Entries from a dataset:
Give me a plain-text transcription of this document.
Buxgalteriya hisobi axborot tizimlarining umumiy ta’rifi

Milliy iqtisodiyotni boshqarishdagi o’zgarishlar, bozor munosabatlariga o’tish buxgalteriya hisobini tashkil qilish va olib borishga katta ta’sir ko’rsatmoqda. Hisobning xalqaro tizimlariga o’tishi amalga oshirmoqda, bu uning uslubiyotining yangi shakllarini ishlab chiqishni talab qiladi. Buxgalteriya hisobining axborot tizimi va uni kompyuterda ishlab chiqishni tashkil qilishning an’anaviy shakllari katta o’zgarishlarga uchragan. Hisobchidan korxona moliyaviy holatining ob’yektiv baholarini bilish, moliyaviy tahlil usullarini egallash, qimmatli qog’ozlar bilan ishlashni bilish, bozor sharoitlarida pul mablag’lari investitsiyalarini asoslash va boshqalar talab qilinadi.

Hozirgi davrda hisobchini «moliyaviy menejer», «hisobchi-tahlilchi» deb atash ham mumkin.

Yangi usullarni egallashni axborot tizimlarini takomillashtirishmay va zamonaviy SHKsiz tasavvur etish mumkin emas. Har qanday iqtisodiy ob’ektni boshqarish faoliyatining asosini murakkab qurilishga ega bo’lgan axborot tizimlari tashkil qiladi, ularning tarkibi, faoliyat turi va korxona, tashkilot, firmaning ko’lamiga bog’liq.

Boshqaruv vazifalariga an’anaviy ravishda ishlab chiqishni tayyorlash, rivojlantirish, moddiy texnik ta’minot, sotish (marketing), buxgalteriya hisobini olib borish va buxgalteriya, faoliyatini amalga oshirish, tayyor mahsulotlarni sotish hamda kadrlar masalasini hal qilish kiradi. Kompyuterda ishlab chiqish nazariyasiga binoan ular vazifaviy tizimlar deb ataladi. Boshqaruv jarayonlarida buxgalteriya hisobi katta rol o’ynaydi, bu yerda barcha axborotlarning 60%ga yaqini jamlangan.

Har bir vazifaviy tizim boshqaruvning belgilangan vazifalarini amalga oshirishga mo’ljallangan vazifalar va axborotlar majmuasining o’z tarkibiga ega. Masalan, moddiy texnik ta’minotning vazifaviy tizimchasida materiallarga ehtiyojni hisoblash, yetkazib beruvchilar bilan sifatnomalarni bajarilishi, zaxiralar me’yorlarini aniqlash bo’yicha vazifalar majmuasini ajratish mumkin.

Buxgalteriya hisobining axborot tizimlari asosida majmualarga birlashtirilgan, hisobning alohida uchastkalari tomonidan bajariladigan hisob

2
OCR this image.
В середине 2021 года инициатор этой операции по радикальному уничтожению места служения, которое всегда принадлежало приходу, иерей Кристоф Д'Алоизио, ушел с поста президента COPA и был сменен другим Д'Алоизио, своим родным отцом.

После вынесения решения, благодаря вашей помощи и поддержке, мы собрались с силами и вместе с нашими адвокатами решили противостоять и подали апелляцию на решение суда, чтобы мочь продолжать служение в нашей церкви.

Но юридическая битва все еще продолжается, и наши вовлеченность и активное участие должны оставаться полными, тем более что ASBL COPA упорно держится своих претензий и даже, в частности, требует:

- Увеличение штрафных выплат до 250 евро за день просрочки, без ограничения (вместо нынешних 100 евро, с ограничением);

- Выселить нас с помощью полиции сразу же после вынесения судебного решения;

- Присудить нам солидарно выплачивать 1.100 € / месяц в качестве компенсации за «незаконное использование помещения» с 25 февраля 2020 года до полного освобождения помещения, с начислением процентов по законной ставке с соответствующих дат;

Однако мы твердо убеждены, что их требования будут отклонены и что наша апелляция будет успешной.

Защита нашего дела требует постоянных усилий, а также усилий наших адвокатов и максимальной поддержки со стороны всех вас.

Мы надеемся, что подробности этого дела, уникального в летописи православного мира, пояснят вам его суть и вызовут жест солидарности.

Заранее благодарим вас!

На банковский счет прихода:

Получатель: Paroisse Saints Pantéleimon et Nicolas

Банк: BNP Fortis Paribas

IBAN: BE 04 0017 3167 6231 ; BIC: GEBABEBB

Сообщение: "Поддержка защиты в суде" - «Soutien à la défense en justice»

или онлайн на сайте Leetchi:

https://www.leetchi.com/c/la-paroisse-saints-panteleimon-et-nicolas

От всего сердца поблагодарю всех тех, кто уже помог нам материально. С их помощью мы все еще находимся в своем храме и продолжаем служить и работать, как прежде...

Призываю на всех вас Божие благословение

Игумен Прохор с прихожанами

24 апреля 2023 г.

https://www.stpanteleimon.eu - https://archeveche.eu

● What is required
Select all lines in the listing that include the word "дела".

● Output of the task
Защита нашего дела требует постоянных усилий, а также усилий наших адвокатов и максимальной поддержки со стороны всех вас.
Мы надеемся, что подробности этого дела, уникального в летописи православного мира, пояснят вам его суть и вызовут жест солидарности.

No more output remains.